**Material provided:**
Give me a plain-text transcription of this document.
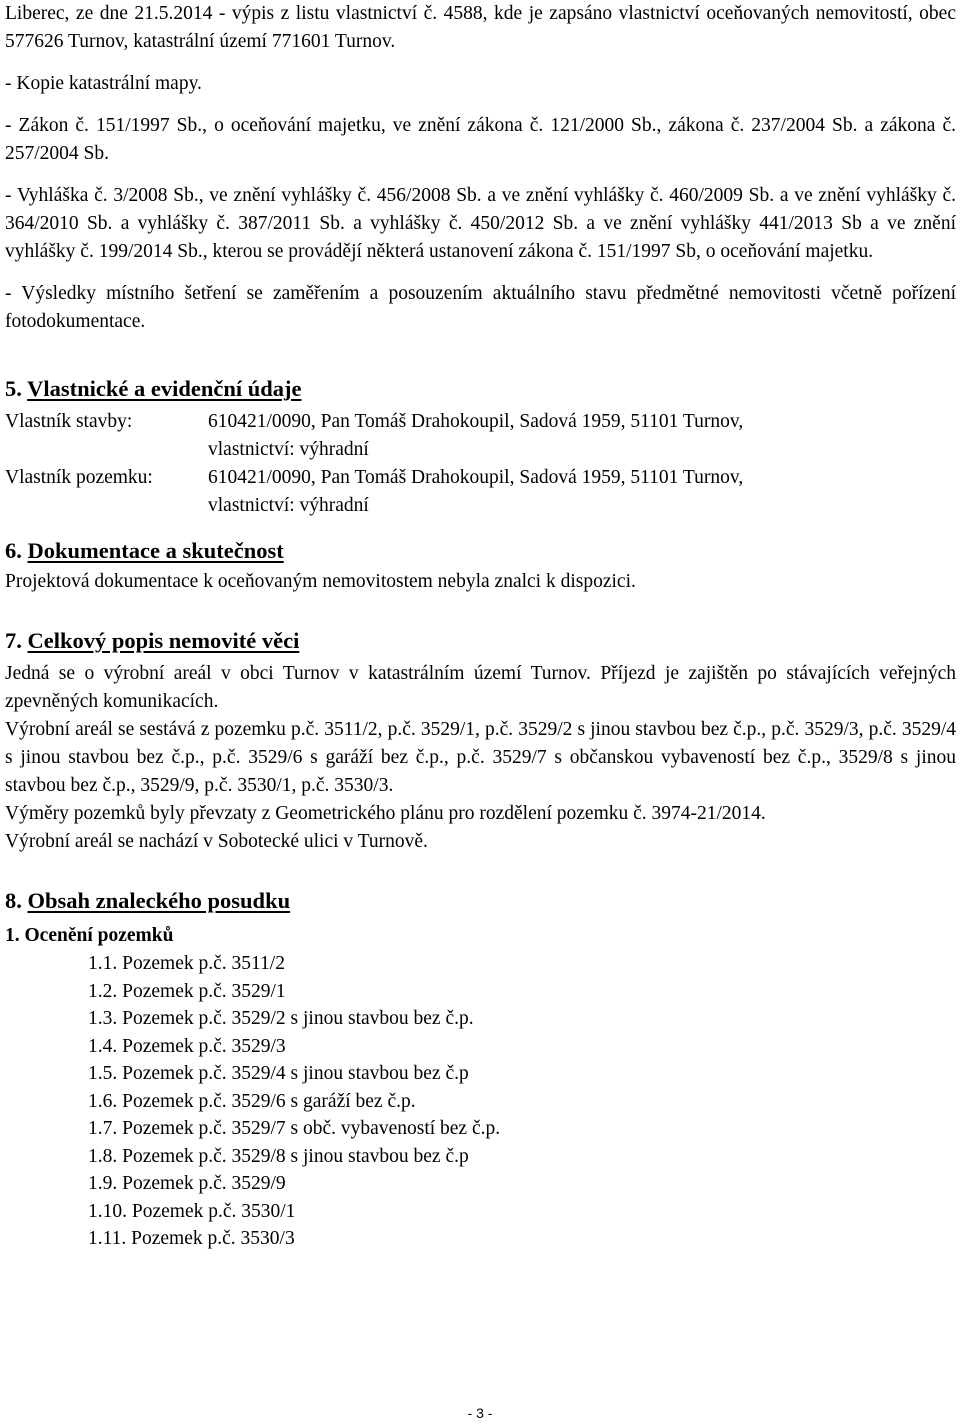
Liberec, ze dne 21.5.2014 - výpis z listu vlastnictví č. 4588, kde je zapsáno vlastnictví oceňovaných nemovitostí, obec 577626 Turnov, katastrální území 771601 Turnov.

- Kopie katastrální mapy.

- Zákon č. 151/1997 Sb., o oceňování majetku, ve znění zákona č. 121/2000 Sb., zákona č. 237/2004 Sb. a zákona č. 257/2004 Sb.

- Vyhláška č. 3/2008 Sb., ve znění vyhlášky č. 456/2008 Sb. a ve znění vyhlášky č. 460/2009 Sb. a ve znění vyhlášky č. 364/2010 Sb. a vyhlášky č. 387/2011 Sb. a vyhlášky č. 450/2012 Sb. a ve znění vyhlášky 441/2013 Sb a ve znění vyhlášky č. 199/2014 Sb., kterou se provádějí některá ustanovení zákona č. 151/1997 Sb, o oceňování majetku.

- Výsledky místního šetření se zaměřením a posouzením aktuálního stavu předmětné nemovitosti včetně pořízení fotodokumentace.

5. Vlastnické a evidenční údaje
Vlastník stavby:	610421/0090, Pan Tomáš Drahokoupil, Sadová 1959, 51101 Turnov,
vlastnictví: výhradní
Vlastník pozemku:	610421/0090, Pan Tomáš Drahokoupil, Sadová 1959, 51101 Turnov,
vlastnictví: výhradní
6. Dokumentace a skutečnost

Projektová dokumentace k oceňovaným nemovitostem nebyla znalci k dispozici.

7. Celkový popis nemovité věci

Jedná se o výrobní areál v obci Turnov v katastrálním území Turnov. Příjezd je zajištěn po stávajících veřejných zpevněných komunikacích.

Výrobní areál se sestává z pozemku p.č. 3511/2, p.č. 3529/1, p.č. 3529/2 s jinou stavbou bez č.p., p.č. 3529/3, p.č. 3529/4 s jinou stavbou bez č.p., p.č. 3529/6 s garáží bez č.p., p.č. 3529/7 s občanskou vybaveností bez č.p., 3529/8 s jinou stavbou bez č.p., 3529/9, p.č. 3530/1, p.č. 3530/3.

Výměry pozemků byly převzaty z Geometrického plánu pro rozdělení pozemku č. 3974-21/2014.

Výrobní areál se nachází v Sobotecké ulici v Turnově.

8. Obsah znaleckého posudku
1. Ocenění pozemků
1.1. Pozemek p.č. 3511/2
1.2. Pozemek p.č. 3529/1
1.3. Pozemek p.č. 3529/2 s jinou stavbou bez č.p.
1.4. Pozemek p.č. 3529/3
1.5. Pozemek p.č. 3529/4 s jinou stavbou bez č.p
1.6. Pozemek p.č. 3529/6 s garáží bez č.p.
1.7. Pozemek p.č. 3529/7 s obč. vybaveností bez č.p.
1.8. Pozemek p.č. 3529/8 s jinou stavbou bez č.p
1.9. Pozemek p.č. 3529/9
1.10. Pozemek p.č. 3530/1
1.11. Pozemek p.č. 3530/3
- 3 -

**The request:** Make an exact copy of the data, leaving its pictures out.

**Result of this task:**
Give me a plain-text transcription of this document.
Liberec, ze dne 21.5.2014 - výpis z listu vlastnictví č. 4588, kde je zapsáno vlastnictví oceňovaných nemovitostí, obec 577626 Turnov, katastrální území 771601 Turnov.

- Kopie katastrální mapy.

- Zákon č. 151/1997 Sb., o oceňování majetku, ve znění zákona č. 121/2000 Sb., zákona č. 237/2004 Sb. a zákona č. 257/2004 Sb.

- Vyhláška č. 3/2008 Sb., ve znění vyhlášky č. 456/2008 Sb. a ve znění vyhlášky č. 460/2009 Sb. a ve znění vyhlášky č. 364/2010 Sb. a vyhlášky č. 387/2011 Sb. a vyhlášky č. 450/2012 Sb. a ve znění vyhlášky 441/2013 Sb a ve znění vyhlášky č. 199/2014 Sb., kterou se provádějí některá ustanovení zákona č. 151/1997 Sb, o oceňování majetku.

- Výsledky místního šetření se zaměřením a posouzením aktuálního stavu předmětné nemovitosti včetně pořízení fotodokumentace.

5. Vlastnické a evidenční údaje
Vlastník stavby:	610421/0090, Pan Tomáš Drahokoupil, Sadová 1959, 51101 Turnov,
vlastnictví: výhradní
Vlastník pozemku:	610421/0090, Pan Tomáš Drahokoupil, Sadová 1959, 51101 Turnov,
vlastnictví: výhradní
6. Dokumentace a skutečnost

Projektová dokumentace k oceňovaným nemovitostem nebyla znalci k dispozici.

7. Celkový popis nemovité věci

Jedná se o výrobní areál v obci Turnov v katastrálním území Turnov. Příjezd je zajištěn po stávajících veřejných zpevněných komunikacích.

Výrobní areál se sestává z pozemku p.č. 3511/2, p.č. 3529/1, p.č. 3529/2 s jinou stavbou bez č.p., p.č. 3529/3, p.č. 3529/4 s jinou stavbou bez č.p., p.č. 3529/6 s garáží bez č.p., p.č. 3529/7 s občanskou vybaveností bez č.p., 3529/8 s jinou stavbou bez č.p., 3529/9, p.č. 3530/1, p.č. 3530/3.

Výměry pozemků byly převzaty z Geometrického plánu pro rozdělení pozemku č. 3974-21/2014.

Výrobní areál se nachází v Sobotecké ulici v Turnově.

8. Obsah znaleckého posudku
1. Ocenění pozemků
1.1. Pozemek p.č. 3511/2
1.2. Pozemek p.č. 3529/1
1.3. Pozemek p.č. 3529/2 s jinou stavbou bez č.p.
1.4. Pozemek p.č. 3529/3
1.5. Pozemek p.č. 3529/4 s jinou stavbou bez č.p
1.6. Pozemek p.č. 3529/6 s garáží bez č.p.
1.7. Pozemek p.č. 3529/7 s obč. vybaveností bez č.p.
1.8. Pozemek p.č. 3529/8 s jinou stavbou bez č.p
1.9. Pozemek p.č. 3529/9
1.10. Pozemek p.č. 3530/1
1.11. Pozemek p.č. 3530/3
- 3 -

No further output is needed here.